(Dataset records on visual material)
········
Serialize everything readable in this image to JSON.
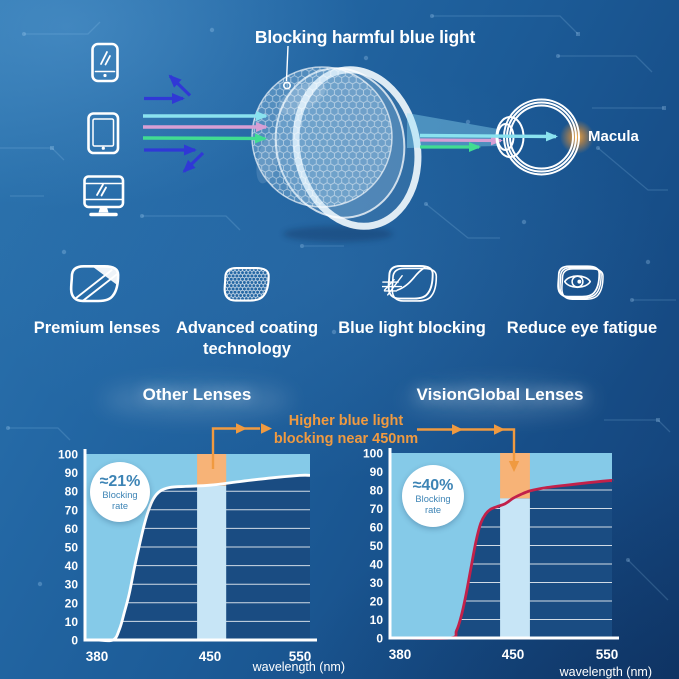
{
  "hero": {
    "title": "Blocking harmful blue light",
    "macula_label": "Macula",
    "device_icons": [
      "smartphone-icon",
      "tablet-icon",
      "monitor-icon"
    ],
    "ray_colors": {
      "blocked_blue": "#3038D6",
      "passed_cyan": "#8AE2EF",
      "passed_pink": "#D79FD4",
      "passed_green": "#41DC92"
    }
  },
  "features": [
    {
      "icon": "premium-lenses-icon",
      "label": "Premium lenses"
    },
    {
      "icon": "advanced-coating-icon",
      "label": "Advanced coating technology"
    },
    {
      "icon": "blue-light-blocking-icon",
      "label": "Blue light blocking"
    },
    {
      "icon": "reduce-eye-fatigue-icon",
      "label": "Reduce eye fatigue"
    }
  ],
  "annotation": {
    "line1": "Higher blue light",
    "line2": "blocking near 450nm",
    "color": "#F09A40"
  },
  "chart_data": [
    {
      "type": "area",
      "title": "Other Lenses",
      "badge": {
        "value": "≈21%",
        "line1": "Blocking",
        "line2": "rate"
      },
      "xlabel": "wavelength (nm)",
      "xticks": [
        380,
        450,
        550
      ],
      "yticks": [
        0,
        10,
        20,
        30,
        40,
        50,
        60,
        70,
        80,
        90,
        100
      ],
      "xlim": [
        380,
        550
      ],
      "ylim": [
        0,
        100
      ],
      "grid": true,
      "highlight_band_nm": [
        442,
        468
      ],
      "band_center_nm": 450,
      "blocking_rate_at_450": 83,
      "curve_color": "#FFFFFF",
      "area_above_color": "#85CAE8",
      "band_below_color": "#C7E5F6",
      "band_above_color": "#F7B377",
      "plot_bg_color": "#1A4C82",
      "curve_points": [
        [
          380,
          0
        ],
        [
          390,
          0
        ],
        [
          394,
          6
        ],
        [
          397,
          15
        ],
        [
          400,
          25
        ],
        [
          403,
          38
        ],
        [
          406,
          50
        ],
        [
          409,
          61
        ],
        [
          412,
          70
        ],
        [
          415,
          76
        ],
        [
          419,
          80
        ],
        [
          425,
          82
        ],
        [
          435,
          82.6
        ],
        [
          450,
          83.2
        ],
        [
          480,
          85
        ],
        [
          515,
          87
        ],
        [
          550,
          88.5
        ]
      ]
    },
    {
      "type": "area",
      "title": "VisionGlobal Lenses",
      "badge": {
        "value": "≈40%",
        "line1": "Blocking",
        "line2": "rate"
      },
      "xlabel": "wavelength (nm)",
      "xticks": [
        380,
        450,
        550
      ],
      "yticks": [
        0,
        10,
        20,
        30,
        40,
        50,
        60,
        70,
        80,
        90,
        100
      ],
      "xlim": [
        380,
        550
      ],
      "ylim": [
        0,
        100
      ],
      "grid": true,
      "highlight_band_nm": [
        442,
        468
      ],
      "band_center_nm": 450,
      "blocking_rate_at_450": 75.5,
      "curve_color": "#C2214A",
      "area_above_color": "#85CAE8",
      "band_below_color": "#C7E5F6",
      "band_above_color": "#F7B377",
      "plot_bg_color": "#1A4C82",
      "curve_points": [
        [
          380,
          0
        ],
        [
          411,
          0
        ],
        [
          415,
          4
        ],
        [
          418,
          12
        ],
        [
          421,
          24
        ],
        [
          424,
          38
        ],
        [
          427,
          52
        ],
        [
          430,
          62
        ],
        [
          433,
          67
        ],
        [
          436,
          69.5
        ],
        [
          440,
          71
        ],
        [
          445,
          72.5
        ],
        [
          450,
          75.5
        ],
        [
          458,
          77.5
        ],
        [
          468,
          79.5
        ],
        [
          482,
          81
        ],
        [
          505,
          82.5
        ],
        [
          550,
          85
        ]
      ]
    }
  ]
}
········
## YOUR TASK
Make a list of all lines in the data that contain "title".

## COMPLETE OUTPUT
    "title": "Blocking harmful blue light",
      "title": "Other Lenses",
      "title": "VisionGlobal Lenses",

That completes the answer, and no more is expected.